GIVEN INSTRUCTION :: Where a line contains the word "İlginç", copy that line in full.
#####
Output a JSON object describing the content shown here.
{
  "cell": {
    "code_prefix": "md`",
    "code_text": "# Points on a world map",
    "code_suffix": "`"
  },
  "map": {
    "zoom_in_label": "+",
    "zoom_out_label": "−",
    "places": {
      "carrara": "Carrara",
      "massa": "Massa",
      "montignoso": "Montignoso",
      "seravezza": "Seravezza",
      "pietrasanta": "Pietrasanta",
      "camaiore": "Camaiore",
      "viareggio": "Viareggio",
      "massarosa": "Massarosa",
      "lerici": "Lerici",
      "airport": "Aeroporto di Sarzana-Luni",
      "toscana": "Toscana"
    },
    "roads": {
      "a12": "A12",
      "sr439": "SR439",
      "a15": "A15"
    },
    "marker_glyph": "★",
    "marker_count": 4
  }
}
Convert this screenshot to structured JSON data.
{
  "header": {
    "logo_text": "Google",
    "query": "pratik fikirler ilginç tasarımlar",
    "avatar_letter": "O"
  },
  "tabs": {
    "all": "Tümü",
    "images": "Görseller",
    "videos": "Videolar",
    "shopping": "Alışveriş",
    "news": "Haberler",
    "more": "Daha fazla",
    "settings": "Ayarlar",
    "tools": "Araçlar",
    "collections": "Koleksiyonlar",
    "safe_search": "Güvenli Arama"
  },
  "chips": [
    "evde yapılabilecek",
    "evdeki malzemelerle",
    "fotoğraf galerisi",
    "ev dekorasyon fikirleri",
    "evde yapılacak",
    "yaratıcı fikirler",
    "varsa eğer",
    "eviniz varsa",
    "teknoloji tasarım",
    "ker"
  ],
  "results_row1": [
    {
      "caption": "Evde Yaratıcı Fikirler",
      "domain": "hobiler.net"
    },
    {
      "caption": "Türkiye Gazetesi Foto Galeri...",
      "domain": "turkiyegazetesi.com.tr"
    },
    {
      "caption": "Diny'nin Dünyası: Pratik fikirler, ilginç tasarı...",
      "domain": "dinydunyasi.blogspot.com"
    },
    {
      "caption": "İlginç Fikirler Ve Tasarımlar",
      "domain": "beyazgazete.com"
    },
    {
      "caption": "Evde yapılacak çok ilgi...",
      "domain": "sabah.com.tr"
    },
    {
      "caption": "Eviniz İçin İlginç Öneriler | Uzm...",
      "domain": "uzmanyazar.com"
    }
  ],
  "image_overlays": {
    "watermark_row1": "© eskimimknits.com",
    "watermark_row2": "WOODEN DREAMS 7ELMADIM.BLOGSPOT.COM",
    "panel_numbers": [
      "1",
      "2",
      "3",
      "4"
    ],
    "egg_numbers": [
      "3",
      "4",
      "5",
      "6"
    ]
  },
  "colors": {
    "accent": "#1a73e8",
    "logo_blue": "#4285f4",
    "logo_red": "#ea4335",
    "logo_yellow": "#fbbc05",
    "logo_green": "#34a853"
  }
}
#####
CORRECT RESULT ::
      "caption": "İlginç Fikirler Ve Tasarımlar",
      "caption": "Eviniz İçin İlginç Öneriler | Uzm...",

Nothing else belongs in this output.